The input:
---

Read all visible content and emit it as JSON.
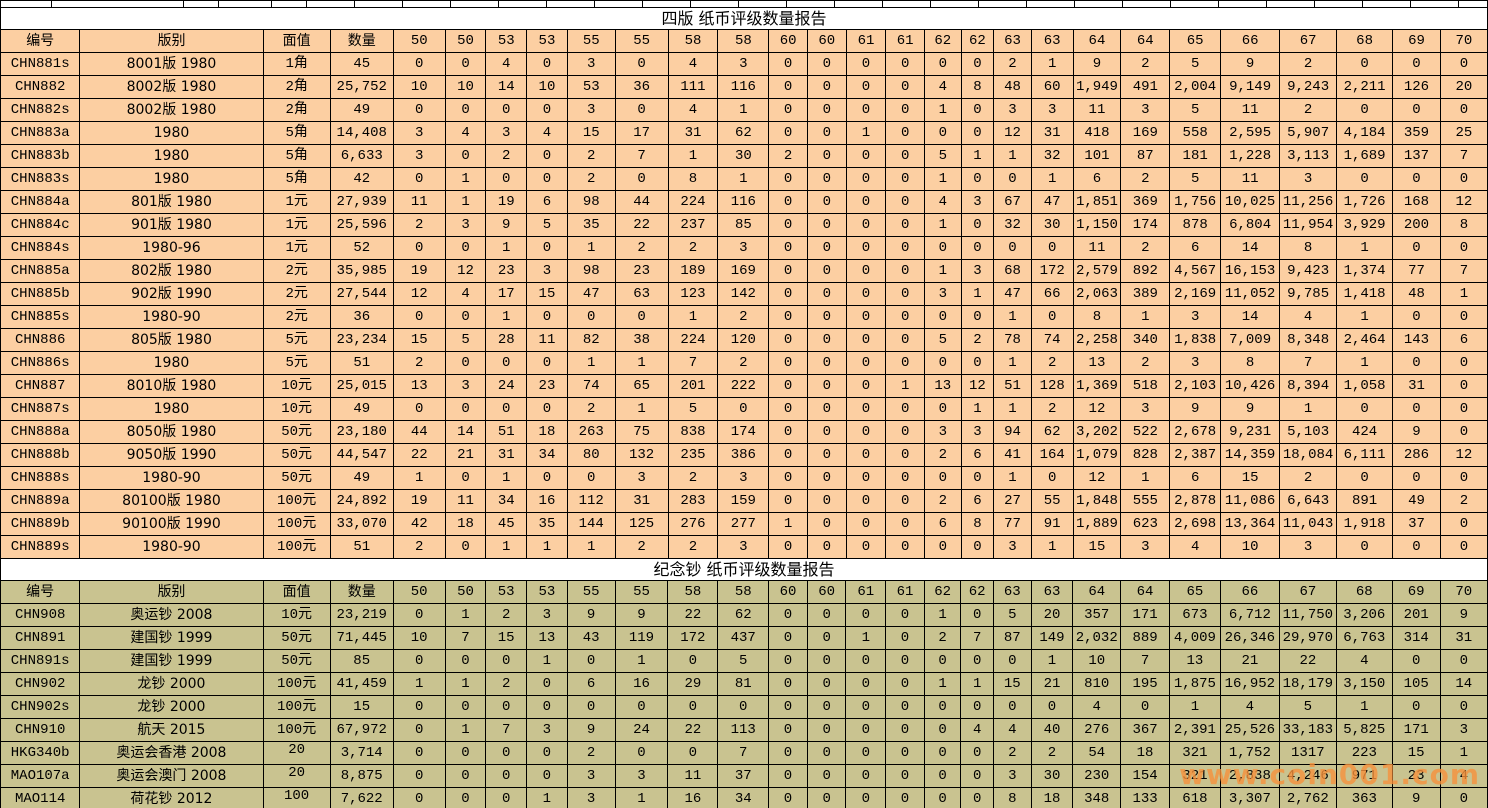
{
  "watermark": "www.coin001.com",
  "colors": {
    "table1_bg": "#fccfa2",
    "table2_bg": "#c9c390",
    "grid": "#000000",
    "title_bg": "#ffffff",
    "watermark_color": "#f6923d"
  },
  "columns": [
    "编号",
    "版别",
    "面值",
    "数量",
    "50",
    "50",
    "53",
    "53",
    "55",
    "55",
    "58",
    "58",
    "60",
    "60",
    "61",
    "61",
    "62",
    "62",
    "63",
    "63",
    "64",
    "64",
    "65",
    "66",
    "67",
    "68",
    "69",
    "70"
  ],
  "tables": [
    {
      "title": "四版 纸币评级数量报告",
      "rows": [
        [
          "CHN881s",
          "8001版 1980",
          "1角",
          "45",
          "0",
          "0",
          "4",
          "0",
          "3",
          "0",
          "4",
          "3",
          "0",
          "0",
          "0",
          "0",
          "0",
          "0",
          "2",
          "1",
          "9",
          "2",
          "5",
          "9",
          "2",
          "0",
          "0",
          "0"
        ],
        [
          "CHN882",
          "8002版 1980",
          "2角",
          "25,752",
          "10",
          "10",
          "14",
          "10",
          "53",
          "36",
          "111",
          "116",
          "0",
          "0",
          "0",
          "0",
          "4",
          "8",
          "48",
          "60",
          "1,949",
          "491",
          "2,004",
          "9,149",
          "9,243",
          "2,211",
          "126",
          "20"
        ],
        [
          "CHN882s",
          "8002版 1980",
          "2角",
          "49",
          "0",
          "0",
          "0",
          "0",
          "3",
          "0",
          "4",
          "1",
          "0",
          "0",
          "0",
          "0",
          "1",
          "0",
          "3",
          "3",
          "11",
          "3",
          "5",
          "11",
          "2",
          "0",
          "0",
          "0"
        ],
        [
          "CHN883a",
          "1980",
          "5角",
          "14,408",
          "3",
          "4",
          "3",
          "4",
          "15",
          "17",
          "31",
          "62",
          "0",
          "0",
          "1",
          "0",
          "0",
          "0",
          "12",
          "31",
          "418",
          "169",
          "558",
          "2,595",
          "5,907",
          "4,184",
          "359",
          "25"
        ],
        [
          "CHN883b",
          "1980",
          "5角",
          "6,633",
          "3",
          "0",
          "2",
          "0",
          "2",
          "7",
          "1",
          "30",
          "2",
          "0",
          "0",
          "0",
          "5",
          "1",
          "1",
          "32",
          "101",
          "87",
          "181",
          "1,228",
          "3,113",
          "1,689",
          "137",
          "7"
        ],
        [
          "CHN883s",
          "1980",
          "5角",
          "42",
          "0",
          "1",
          "0",
          "0",
          "2",
          "0",
          "8",
          "1",
          "0",
          "0",
          "0",
          "0",
          "1",
          "0",
          "0",
          "1",
          "6",
          "2",
          "5",
          "11",
          "3",
          "0",
          "0",
          "0"
        ],
        [
          "CHN884a",
          "801版 1980",
          "1元",
          "27,939",
          "11",
          "1",
          "19",
          "6",
          "98",
          "44",
          "224",
          "116",
          "0",
          "0",
          "0",
          "0",
          "4",
          "3",
          "67",
          "47",
          "1,851",
          "369",
          "1,756",
          "10,025",
          "11,256",
          "1,726",
          "168",
          "12"
        ],
        [
          "CHN884c",
          "901版 1980",
          "1元",
          "25,596",
          "2",
          "3",
          "9",
          "5",
          "35",
          "22",
          "237",
          "85",
          "0",
          "0",
          "0",
          "0",
          "1",
          "0",
          "32",
          "30",
          "1,150",
          "174",
          "878",
          "6,804",
          "11,954",
          "3,929",
          "200",
          "8"
        ],
        [
          "CHN884s",
          "1980-96",
          "1元",
          "52",
          "0",
          "0",
          "1",
          "0",
          "1",
          "2",
          "2",
          "3",
          "0",
          "0",
          "0",
          "0",
          "0",
          "0",
          "0",
          "0",
          "11",
          "2",
          "6",
          "14",
          "8",
          "1",
          "0",
          "0"
        ],
        [
          "CHN885a",
          "802版 1980",
          "2元",
          "35,985",
          "19",
          "12",
          "23",
          "3",
          "98",
          "23",
          "189",
          "169",
          "0",
          "0",
          "0",
          "0",
          "1",
          "3",
          "68",
          "172",
          "2,579",
          "892",
          "4,567",
          "16,153",
          "9,423",
          "1,374",
          "77",
          "7"
        ],
        [
          "CHN885b",
          "902版 1990",
          "2元",
          "27,544",
          "12",
          "4",
          "17",
          "15",
          "47",
          "63",
          "123",
          "142",
          "0",
          "0",
          "0",
          "0",
          "3",
          "1",
          "47",
          "66",
          "2,063",
          "389",
          "2,169",
          "11,052",
          "9,785",
          "1,418",
          "48",
          "1"
        ],
        [
          "CHN885s",
          "1980-90",
          "2元",
          "36",
          "0",
          "0",
          "1",
          "0",
          "0",
          "0",
          "1",
          "2",
          "0",
          "0",
          "0",
          "0",
          "0",
          "0",
          "1",
          "0",
          "8",
          "1",
          "3",
          "14",
          "4",
          "1",
          "0",
          "0"
        ],
        [
          "CHN886",
          "805版 1980",
          "5元",
          "23,234",
          "15",
          "5",
          "28",
          "11",
          "82",
          "38",
          "224",
          "120",
          "0",
          "0",
          "0",
          "0",
          "5",
          "2",
          "78",
          "74",
          "2,258",
          "340",
          "1,838",
          "7,009",
          "8,348",
          "2,464",
          "143",
          "6"
        ],
        [
          "CHN886s",
          "1980",
          "5元",
          "51",
          "2",
          "0",
          "0",
          "0",
          "1",
          "1",
          "7",
          "2",
          "0",
          "0",
          "0",
          "0",
          "0",
          "0",
          "1",
          "2",
          "13",
          "2",
          "3",
          "8",
          "7",
          "1",
          "0",
          "0"
        ],
        [
          "CHN887",
          "8010版 1980",
          "10元",
          "25,015",
          "13",
          "3",
          "24",
          "23",
          "74",
          "65",
          "201",
          "222",
          "0",
          "0",
          "0",
          "1",
          "13",
          "12",
          "51",
          "128",
          "1,369",
          "518",
          "2,103",
          "10,426",
          "8,394",
          "1,058",
          "31",
          "0"
        ],
        [
          "CHN887s",
          "1980",
          "10元",
          "49",
          "0",
          "0",
          "0",
          "0",
          "2",
          "1",
          "5",
          "0",
          "0",
          "0",
          "0",
          "0",
          "0",
          "1",
          "1",
          "2",
          "12",
          "3",
          "9",
          "9",
          "1",
          "0",
          "0",
          "0"
        ],
        [
          "CHN888a",
          "8050版 1980",
          "50元",
          "23,180",
          "44",
          "14",
          "51",
          "18",
          "263",
          "75",
          "838",
          "174",
          "0",
          "0",
          "0",
          "0",
          "3",
          "3",
          "94",
          "62",
          "3,202",
          "522",
          "2,678",
          "9,231",
          "5,103",
          "424",
          "9",
          "0"
        ],
        [
          "CHN888b",
          "9050版 1990",
          "50元",
          "44,547",
          "22",
          "21",
          "31",
          "34",
          "80",
          "132",
          "235",
          "386",
          "0",
          "0",
          "0",
          "0",
          "2",
          "6",
          "41",
          "164",
          "1,079",
          "828",
          "2,387",
          "14,359",
          "18,084",
          "6,111",
          "286",
          "12"
        ],
        [
          "CHN888s",
          "1980-90",
          "50元",
          "49",
          "1",
          "0",
          "1",
          "0",
          "0",
          "3",
          "2",
          "3",
          "0",
          "0",
          "0",
          "0",
          "0",
          "0",
          "1",
          "0",
          "12",
          "1",
          "6",
          "15",
          "2",
          "0",
          "0",
          "0"
        ],
        [
          "CHN889a",
          "80100版 1980",
          "100元",
          "24,892",
          "19",
          "11",
          "34",
          "16",
          "112",
          "31",
          "283",
          "159",
          "0",
          "0",
          "0",
          "0",
          "2",
          "6",
          "27",
          "55",
          "1,848",
          "555",
          "2,878",
          "11,086",
          "6,643",
          "891",
          "49",
          "2"
        ],
        [
          "CHN889b",
          "90100版 1990",
          "100元",
          "33,070",
          "42",
          "18",
          "45",
          "35",
          "144",
          "125",
          "276",
          "277",
          "1",
          "0",
          "0",
          "0",
          "6",
          "8",
          "77",
          "91",
          "1,889",
          "623",
          "2,698",
          "13,364",
          "11,043",
          "1,918",
          "37",
          "0"
        ],
        [
          "CHN889s",
          "1980-90",
          "100元",
          "51",
          "2",
          "0",
          "1",
          "1",
          "1",
          "2",
          "2",
          "3",
          "0",
          "0",
          "0",
          "0",
          "0",
          "0",
          "3",
          "1",
          "15",
          "3",
          "4",
          "10",
          "3",
          "0",
          "0",
          "0"
        ]
      ]
    },
    {
      "title": "纪念钞 纸币评级数量报告",
      "rows": [
        [
          "CHN908",
          "奥运钞 2008",
          "10元",
          "23,219",
          "0",
          "1",
          "2",
          "3",
          "9",
          "9",
          "22",
          "62",
          "0",
          "0",
          "0",
          "0",
          "1",
          "0",
          "5",
          "20",
          "357",
          "171",
          "673",
          "6,712",
          "11,750",
          "3,206",
          "201",
          "9"
        ],
        [
          "CHN891",
          "建国钞 1999",
          "50元",
          "71,445",
          "10",
          "7",
          "15",
          "13",
          "43",
          "119",
          "172",
          "437",
          "0",
          "0",
          "1",
          "0",
          "2",
          "7",
          "87",
          "149",
          "2,032",
          "889",
          "4,009",
          "26,346",
          "29,970",
          "6,763",
          "314",
          "31"
        ],
        [
          "CHN891s",
          "建国钞 1999",
          "50元",
          "85",
          "0",
          "0",
          "0",
          "1",
          "0",
          "1",
          "0",
          "5",
          "0",
          "0",
          "0",
          "0",
          "0",
          "0",
          "0",
          "1",
          "10",
          "7",
          "13",
          "21",
          "22",
          "4",
          "0",
          "0"
        ],
        [
          "CHN902",
          "龙钞 2000",
          "100元",
          "41,459",
          "1",
          "1",
          "2",
          "0",
          "6",
          "16",
          "29",
          "81",
          "0",
          "0",
          "0",
          "0",
          "1",
          "1",
          "15",
          "21",
          "810",
          "195",
          "1,875",
          "16,952",
          "18,179",
          "3,150",
          "105",
          "14"
        ],
        [
          "CHN902s",
          "龙钞 2000",
          "100元",
          "15",
          "0",
          "0",
          "0",
          "0",
          "0",
          "0",
          "0",
          "0",
          "0",
          "0",
          "0",
          "0",
          "0",
          "0",
          "0",
          "0",
          "4",
          "0",
          "1",
          "4",
          "5",
          "1",
          "0",
          "0"
        ],
        [
          "CHN910",
          "航天 2015",
          "100元",
          "67,972",
          "0",
          "1",
          "7",
          "3",
          "9",
          "24",
          "22",
          "113",
          "0",
          "0",
          "0",
          "0",
          "0",
          "4",
          "4",
          "40",
          "276",
          "367",
          "2,391",
          "25,526",
          "33,183",
          "5,825",
          "171",
          "3"
        ],
        [
          "HKG340b",
          "奥运会香港 2008",
          "20",
          "3,714",
          "0",
          "0",
          "0",
          "0",
          "2",
          "0",
          "0",
          "7",
          "0",
          "0",
          "0",
          "0",
          "0",
          "0",
          "2",
          "2",
          "54",
          "18",
          "321",
          "1,752",
          "1317",
          "223",
          "15",
          "1"
        ],
        [
          "MAO107a",
          "奥运会澳门 2008",
          "20",
          "8,875",
          "0",
          "0",
          "0",
          "0",
          "3",
          "3",
          "11",
          "37",
          "0",
          "0",
          "0",
          "0",
          "0",
          "0",
          "3",
          "30",
          "230",
          "154",
          "321",
          "2,838",
          "4,246",
          "971",
          "23",
          "4"
        ],
        [
          "MAO114",
          "荷花钞 2012",
          "100",
          "7,622",
          "0",
          "0",
          "0",
          "1",
          "3",
          "1",
          "16",
          "34",
          "0",
          "0",
          "0",
          "0",
          "0",
          "0",
          "8",
          "18",
          "348",
          "133",
          "618",
          "3,307",
          "2,762",
          "363",
          "9",
          "0"
        ]
      ]
    }
  ]
}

---

Task to carry out: Scan the material above and determine how many lines include the word "纸币评级数量报告"; report only the number.

The result: 2